* [Stated goal] Extract, verbatim, all lines starting at the one containing "Extract all the data from this chart as JSON." and ending with the final line of the listing, and no others.

## start Data supplied

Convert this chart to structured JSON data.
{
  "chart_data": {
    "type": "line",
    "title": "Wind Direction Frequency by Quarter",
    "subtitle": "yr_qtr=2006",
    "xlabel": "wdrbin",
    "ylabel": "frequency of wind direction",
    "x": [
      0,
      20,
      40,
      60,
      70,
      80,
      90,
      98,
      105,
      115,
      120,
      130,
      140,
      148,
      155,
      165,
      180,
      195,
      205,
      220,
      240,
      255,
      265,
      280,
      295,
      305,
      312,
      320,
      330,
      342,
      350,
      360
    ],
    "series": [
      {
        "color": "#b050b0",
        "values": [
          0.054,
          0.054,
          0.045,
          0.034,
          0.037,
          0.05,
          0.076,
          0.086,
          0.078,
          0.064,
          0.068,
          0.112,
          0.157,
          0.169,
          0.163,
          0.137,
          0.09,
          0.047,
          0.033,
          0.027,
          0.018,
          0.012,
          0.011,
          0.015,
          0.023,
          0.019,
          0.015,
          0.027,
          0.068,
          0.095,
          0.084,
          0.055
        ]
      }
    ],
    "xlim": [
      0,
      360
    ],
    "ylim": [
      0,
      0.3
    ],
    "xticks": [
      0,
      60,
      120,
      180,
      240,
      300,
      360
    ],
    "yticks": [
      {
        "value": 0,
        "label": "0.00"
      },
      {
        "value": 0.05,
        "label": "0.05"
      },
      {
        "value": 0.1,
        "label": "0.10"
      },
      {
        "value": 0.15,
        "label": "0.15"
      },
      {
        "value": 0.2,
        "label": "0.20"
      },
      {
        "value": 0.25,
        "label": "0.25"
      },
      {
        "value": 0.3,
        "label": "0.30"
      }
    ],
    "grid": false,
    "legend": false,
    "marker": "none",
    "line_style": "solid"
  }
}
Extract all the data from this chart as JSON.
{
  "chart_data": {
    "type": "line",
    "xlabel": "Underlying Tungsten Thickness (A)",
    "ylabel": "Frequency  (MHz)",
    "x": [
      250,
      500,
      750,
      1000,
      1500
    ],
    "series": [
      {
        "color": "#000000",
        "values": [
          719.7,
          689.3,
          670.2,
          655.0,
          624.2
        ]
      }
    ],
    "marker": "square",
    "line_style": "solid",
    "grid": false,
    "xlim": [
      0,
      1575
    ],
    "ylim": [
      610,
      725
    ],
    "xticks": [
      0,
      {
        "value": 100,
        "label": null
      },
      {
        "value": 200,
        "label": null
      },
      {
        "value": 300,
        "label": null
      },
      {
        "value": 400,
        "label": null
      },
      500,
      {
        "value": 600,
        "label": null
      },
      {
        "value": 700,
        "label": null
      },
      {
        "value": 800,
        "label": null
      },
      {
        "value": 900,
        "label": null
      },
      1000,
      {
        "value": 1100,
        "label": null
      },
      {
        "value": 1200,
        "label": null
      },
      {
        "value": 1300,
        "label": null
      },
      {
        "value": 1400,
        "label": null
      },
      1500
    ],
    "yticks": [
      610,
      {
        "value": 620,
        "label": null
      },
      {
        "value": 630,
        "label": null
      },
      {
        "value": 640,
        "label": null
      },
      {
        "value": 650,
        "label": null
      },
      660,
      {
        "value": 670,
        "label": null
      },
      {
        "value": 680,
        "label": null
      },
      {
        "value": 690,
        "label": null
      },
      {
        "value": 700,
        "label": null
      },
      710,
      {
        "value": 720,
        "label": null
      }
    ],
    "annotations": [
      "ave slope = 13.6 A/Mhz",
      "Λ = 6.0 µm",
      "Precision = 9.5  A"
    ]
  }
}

## end Data supplied

* [Reply to the exercise]
Extract all the data from this chart as JSON.
{
  "chart_data": {
    "type": "line",
    "xlabel": "Underlying Tungsten Thickness (A)",
    "ylabel": "Frequency  (MHz)",
    "x": [
      250,
      500,
      750,
      1000,
      1500
    ],
    "series": [
      {
        "color": "#000000",
        "values": [
          719.7,
          689.3,
          670.2,
          655.0,
          624.2
        ]
      }
    ],
    "marker": "square",
    "line_style": "solid",
    "grid": false,
    "xlim": [
      0,
      1575
    ],
    "ylim": [
      610,
      725
    ],
    "xticks": [
      0,
      {
        "value": 100,
        "label": null
      },
      {
        "value": 200,
        "label": null
      },
      {
        "value": 300,
        "label": null
      },
      {
        "value": 400,
        "label": null
      },
      500,
      {
        "value": 600,
        "label": null
      },
      {
        "value": 700,
        "label": null
      },
      {
        "value": 800,
        "label": null
      },
      {
        "value": 900,
        "label": null
      },
      1000,
      {
        "value": 1100,
        "label": null
      },
      {
        "value": 1200,
        "label": null
      },
      {
        "value": 1300,
        "label": null
      },
      {
        "value": 1400,
        "label": null
      },
      1500
    ],
    "yticks": [
      610,
      {
        "value": 620,
        "label": null
      },
      {
        "value": 630,
        "label": null
      },
      {
        "value": 640,
        "label": null
      },
      {
        "value": 650,
        "label": null
      },
      660,
      {
        "value": 670,
        "label": null
      },
      {
        "value": 680,
        "label": null
      },
      {
        "value": 690,
        "label": null
      },
      {
        "value": 700,
        "label": null
      },
      710,
      {
        "value": 720,
        "label": null
      }
    ],
    "annotations": [
      "ave slope = 13.6 A/Mhz",
      "Λ = 6.0 µm",
      "Precision = 9.5  A"
    ]
  }
}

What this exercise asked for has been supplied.